- _What is asked_
In the listing that follows, how many lines contain the string "company"? Provide only the number.
──────
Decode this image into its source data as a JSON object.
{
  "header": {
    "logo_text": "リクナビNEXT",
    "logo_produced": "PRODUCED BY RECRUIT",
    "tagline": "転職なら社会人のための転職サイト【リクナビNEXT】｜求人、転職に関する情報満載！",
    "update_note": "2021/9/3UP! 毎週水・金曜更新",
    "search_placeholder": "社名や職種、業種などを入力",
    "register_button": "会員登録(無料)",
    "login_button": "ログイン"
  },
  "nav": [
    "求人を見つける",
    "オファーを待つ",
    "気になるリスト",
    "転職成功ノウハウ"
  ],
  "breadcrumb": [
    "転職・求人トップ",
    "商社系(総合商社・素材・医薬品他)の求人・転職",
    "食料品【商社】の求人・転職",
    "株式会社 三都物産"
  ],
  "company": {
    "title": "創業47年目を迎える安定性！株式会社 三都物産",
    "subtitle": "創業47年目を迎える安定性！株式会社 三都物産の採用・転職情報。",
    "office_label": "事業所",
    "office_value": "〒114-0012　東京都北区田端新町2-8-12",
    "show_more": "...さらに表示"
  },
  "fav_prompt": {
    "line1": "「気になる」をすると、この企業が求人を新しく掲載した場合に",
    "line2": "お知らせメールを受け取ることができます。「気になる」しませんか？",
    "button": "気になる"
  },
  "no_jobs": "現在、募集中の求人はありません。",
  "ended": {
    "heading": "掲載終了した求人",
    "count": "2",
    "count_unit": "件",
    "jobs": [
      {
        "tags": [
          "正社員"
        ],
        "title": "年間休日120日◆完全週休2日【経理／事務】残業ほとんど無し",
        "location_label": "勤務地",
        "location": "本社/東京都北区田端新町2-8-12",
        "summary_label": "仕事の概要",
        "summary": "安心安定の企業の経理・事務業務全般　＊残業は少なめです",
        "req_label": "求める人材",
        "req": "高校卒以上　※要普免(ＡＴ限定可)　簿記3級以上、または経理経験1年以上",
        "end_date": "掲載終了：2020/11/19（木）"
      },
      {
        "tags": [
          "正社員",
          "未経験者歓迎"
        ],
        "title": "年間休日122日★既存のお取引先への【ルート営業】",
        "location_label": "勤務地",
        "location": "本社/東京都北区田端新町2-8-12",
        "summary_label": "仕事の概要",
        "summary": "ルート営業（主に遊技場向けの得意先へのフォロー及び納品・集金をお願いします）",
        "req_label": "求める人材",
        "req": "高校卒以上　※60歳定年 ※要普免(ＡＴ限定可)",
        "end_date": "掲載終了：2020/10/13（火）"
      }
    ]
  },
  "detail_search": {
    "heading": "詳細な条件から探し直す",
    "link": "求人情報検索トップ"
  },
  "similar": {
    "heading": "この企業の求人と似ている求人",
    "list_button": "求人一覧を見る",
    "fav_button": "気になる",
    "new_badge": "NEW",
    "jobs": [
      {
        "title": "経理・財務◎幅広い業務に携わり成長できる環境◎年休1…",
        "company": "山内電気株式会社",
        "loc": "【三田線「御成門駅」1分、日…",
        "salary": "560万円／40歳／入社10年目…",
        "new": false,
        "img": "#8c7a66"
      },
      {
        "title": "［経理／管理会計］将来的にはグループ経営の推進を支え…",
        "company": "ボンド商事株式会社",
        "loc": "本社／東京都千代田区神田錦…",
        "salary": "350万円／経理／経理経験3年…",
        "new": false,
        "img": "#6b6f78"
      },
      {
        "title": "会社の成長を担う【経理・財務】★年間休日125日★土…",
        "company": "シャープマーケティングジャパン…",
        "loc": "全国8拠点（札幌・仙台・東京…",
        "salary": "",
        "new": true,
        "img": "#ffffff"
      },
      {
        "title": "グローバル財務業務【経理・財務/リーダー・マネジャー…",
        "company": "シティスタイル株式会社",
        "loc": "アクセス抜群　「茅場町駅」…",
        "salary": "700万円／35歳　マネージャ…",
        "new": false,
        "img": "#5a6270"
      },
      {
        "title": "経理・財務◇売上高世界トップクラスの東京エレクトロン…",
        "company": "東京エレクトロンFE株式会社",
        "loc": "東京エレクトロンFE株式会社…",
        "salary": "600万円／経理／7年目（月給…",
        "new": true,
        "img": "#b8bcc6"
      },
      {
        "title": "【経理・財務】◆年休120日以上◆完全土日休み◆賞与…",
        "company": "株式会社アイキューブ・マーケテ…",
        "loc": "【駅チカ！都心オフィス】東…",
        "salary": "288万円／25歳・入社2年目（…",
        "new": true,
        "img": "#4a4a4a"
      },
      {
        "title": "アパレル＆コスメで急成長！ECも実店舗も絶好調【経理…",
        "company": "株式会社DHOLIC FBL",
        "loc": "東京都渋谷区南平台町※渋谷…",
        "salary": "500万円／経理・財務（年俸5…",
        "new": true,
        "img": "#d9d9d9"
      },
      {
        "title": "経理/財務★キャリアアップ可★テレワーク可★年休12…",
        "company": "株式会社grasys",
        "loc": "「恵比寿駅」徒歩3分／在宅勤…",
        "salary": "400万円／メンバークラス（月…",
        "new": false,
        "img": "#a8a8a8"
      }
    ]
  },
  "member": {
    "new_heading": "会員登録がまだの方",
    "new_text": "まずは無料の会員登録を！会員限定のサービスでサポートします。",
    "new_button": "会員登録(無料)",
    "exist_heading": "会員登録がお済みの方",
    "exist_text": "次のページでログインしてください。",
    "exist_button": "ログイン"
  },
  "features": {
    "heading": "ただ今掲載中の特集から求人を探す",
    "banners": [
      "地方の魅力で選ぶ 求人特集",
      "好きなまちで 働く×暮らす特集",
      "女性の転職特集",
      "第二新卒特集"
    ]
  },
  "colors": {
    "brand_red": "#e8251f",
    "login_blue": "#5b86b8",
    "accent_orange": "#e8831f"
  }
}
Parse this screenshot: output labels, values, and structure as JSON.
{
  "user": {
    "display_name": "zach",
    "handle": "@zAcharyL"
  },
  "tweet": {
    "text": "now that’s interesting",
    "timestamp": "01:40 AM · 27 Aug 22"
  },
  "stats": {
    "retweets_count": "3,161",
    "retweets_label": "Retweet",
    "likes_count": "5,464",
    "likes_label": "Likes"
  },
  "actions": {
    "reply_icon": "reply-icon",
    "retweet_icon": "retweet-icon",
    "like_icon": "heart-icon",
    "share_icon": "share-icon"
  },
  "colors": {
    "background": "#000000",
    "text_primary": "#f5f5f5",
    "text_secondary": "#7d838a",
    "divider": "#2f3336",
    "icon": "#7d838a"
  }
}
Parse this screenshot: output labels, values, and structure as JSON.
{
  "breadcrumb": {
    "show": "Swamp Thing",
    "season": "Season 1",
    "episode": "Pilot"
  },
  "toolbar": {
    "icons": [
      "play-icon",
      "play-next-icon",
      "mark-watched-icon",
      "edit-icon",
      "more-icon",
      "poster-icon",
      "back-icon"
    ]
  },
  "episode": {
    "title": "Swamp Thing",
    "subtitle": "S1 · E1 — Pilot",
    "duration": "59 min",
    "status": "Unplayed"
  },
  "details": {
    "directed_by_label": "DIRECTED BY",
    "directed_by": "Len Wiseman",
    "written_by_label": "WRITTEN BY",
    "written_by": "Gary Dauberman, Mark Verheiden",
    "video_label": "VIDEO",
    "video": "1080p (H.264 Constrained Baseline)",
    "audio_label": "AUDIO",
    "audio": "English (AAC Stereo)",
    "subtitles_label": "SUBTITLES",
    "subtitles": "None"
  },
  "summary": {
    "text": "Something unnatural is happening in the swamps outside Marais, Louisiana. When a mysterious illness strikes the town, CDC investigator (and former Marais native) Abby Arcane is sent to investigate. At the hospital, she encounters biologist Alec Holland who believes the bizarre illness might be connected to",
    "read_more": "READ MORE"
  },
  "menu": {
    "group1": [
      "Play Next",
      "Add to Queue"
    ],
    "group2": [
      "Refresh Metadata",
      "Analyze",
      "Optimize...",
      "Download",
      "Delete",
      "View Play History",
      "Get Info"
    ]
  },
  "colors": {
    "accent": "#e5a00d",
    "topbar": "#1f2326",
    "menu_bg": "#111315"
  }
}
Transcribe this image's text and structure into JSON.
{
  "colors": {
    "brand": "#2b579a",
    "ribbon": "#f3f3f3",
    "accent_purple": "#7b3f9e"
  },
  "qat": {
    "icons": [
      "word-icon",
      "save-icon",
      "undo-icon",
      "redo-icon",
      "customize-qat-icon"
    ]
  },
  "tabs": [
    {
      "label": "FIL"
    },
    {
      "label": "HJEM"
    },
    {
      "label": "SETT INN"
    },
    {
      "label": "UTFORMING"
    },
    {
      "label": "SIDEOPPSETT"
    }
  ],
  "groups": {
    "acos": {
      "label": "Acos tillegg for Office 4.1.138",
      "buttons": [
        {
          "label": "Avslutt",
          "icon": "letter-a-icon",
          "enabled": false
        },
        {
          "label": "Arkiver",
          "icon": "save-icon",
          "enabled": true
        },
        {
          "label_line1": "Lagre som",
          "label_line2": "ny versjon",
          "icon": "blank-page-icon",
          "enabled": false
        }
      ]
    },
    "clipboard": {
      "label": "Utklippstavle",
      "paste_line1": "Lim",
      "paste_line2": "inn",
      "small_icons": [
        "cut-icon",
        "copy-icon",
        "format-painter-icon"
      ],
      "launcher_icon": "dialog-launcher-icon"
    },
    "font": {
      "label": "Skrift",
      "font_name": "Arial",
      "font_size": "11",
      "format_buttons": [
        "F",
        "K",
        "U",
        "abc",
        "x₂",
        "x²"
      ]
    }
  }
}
──────
- _Finished task_
9